#### Task details:
The records below must be retyped exactly.

#### Raw records:
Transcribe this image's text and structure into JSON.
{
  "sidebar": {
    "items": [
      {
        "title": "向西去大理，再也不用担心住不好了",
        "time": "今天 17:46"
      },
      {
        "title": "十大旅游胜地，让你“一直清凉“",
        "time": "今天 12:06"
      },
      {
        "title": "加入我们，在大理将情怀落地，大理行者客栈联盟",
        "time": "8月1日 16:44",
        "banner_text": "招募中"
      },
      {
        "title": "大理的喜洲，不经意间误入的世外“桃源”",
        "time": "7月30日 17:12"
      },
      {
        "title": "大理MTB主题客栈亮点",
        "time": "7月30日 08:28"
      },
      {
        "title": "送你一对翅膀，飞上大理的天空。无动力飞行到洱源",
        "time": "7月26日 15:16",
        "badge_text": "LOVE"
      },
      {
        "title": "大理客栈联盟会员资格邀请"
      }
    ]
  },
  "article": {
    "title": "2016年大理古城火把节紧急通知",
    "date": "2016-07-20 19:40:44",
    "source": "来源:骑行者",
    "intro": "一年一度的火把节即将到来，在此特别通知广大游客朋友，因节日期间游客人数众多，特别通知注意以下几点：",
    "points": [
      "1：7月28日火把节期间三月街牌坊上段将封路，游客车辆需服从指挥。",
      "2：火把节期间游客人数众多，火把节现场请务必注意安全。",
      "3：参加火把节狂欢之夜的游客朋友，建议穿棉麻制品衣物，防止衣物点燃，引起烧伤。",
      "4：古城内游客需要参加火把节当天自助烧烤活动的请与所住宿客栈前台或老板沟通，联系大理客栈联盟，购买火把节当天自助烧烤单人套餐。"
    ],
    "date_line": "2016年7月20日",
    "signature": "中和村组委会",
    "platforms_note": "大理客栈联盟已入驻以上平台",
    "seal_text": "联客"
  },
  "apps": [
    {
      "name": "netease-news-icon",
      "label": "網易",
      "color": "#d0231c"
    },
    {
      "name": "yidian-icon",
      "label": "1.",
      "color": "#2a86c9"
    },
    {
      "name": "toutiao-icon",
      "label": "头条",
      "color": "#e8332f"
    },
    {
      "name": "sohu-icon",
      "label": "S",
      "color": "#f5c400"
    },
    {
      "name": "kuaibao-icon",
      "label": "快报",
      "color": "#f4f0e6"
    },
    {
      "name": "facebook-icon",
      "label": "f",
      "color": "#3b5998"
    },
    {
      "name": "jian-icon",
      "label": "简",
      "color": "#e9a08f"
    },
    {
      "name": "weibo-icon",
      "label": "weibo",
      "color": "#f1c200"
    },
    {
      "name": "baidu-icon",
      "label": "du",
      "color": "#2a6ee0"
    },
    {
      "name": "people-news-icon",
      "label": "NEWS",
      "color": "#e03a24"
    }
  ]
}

#### The solution:
Transcribe this image's text and structure into JSON.
{
  "sidebar": {
    "items": [
      {
        "title": "向西去大理，再也不用担心住不好了",
        "time": "今天 17:46"
      },
      {
        "title": "十大旅游胜地，让你“一直清凉“",
        "time": "今天 12:06"
      },
      {
        "title": "加入我们，在大理将情怀落地，大理行者客栈联盟",
        "time": "8月1日 16:44",
        "banner_text": "招募中"
      },
      {
        "title": "大理的喜洲，不经意间误入的世外“桃源”",
        "time": "7月30日 17:12"
      },
      {
        "title": "大理MTB主题客栈亮点",
        "time": "7月30日 08:28"
      },
      {
        "title": "送你一对翅膀，飞上大理的天空。无动力飞行到洱源",
        "time": "7月26日 15:16",
        "badge_text": "LOVE"
      },
      {
        "title": "大理客栈联盟会员资格邀请"
      }
    ]
  },
  "article": {
    "title": "2016年大理古城火把节紧急通知",
    "date": "2016-07-20 19:40:44",
    "source": "来源:骑行者",
    "intro": "一年一度的火把节即将到来，在此特别通知广大游客朋友，因节日期间游客人数众多，特别通知注意以下几点：",
    "points": [
      "1：7月28日火把节期间三月街牌坊上段将封路，游客车辆需服从指挥。",
      "2：火把节期间游客人数众多，火把节现场请务必注意安全。",
      "3：参加火把节狂欢之夜的游客朋友，建议穿棉麻制品衣物，防止衣物点燃，引起烧伤。",
      "4：古城内游客需要参加火把节当天自助烧烤活动的请与所住宿客栈前台或老板沟通，联系大理客栈联盟，购买火把节当天自助烧烤单人套餐。"
    ],
    "date_line": "2016年7月20日",
    "signature": "中和村组委会",
    "platforms_note": "大理客栈联盟已入驻以上平台",
    "seal_text": "联客"
  },
  "apps": [
    {
      "name": "netease-news-icon",
      "label": "網易",
      "color": "#d0231c"
    },
    {
      "name": "yidian-icon",
      "label": "1.",
      "color": "#2a86c9"
    },
    {
      "name": "toutiao-icon",
      "label": "头条",
      "color": "#e8332f"
    },
    {
      "name": "sohu-icon",
      "label": "S",
      "color": "#f5c400"
    },
    {
      "name": "kuaibao-icon",
      "label": "快报",
      "color": "#f4f0e6"
    },
    {
      "name": "facebook-icon",
      "label": "f",
      "color": "#3b5998"
    },
    {
      "name": "jian-icon",
      "label": "简",
      "color": "#e9a08f"
    },
    {
      "name": "weibo-icon",
      "label": "weibo",
      "color": "#f1c200"
    },
    {
      "name": "baidu-icon",
      "label": "du",
      "color": "#2a6ee0"
    },
    {
      "name": "people-news-icon",
      "label": "NEWS",
      "color": "#e03a24"
    }
  ]
}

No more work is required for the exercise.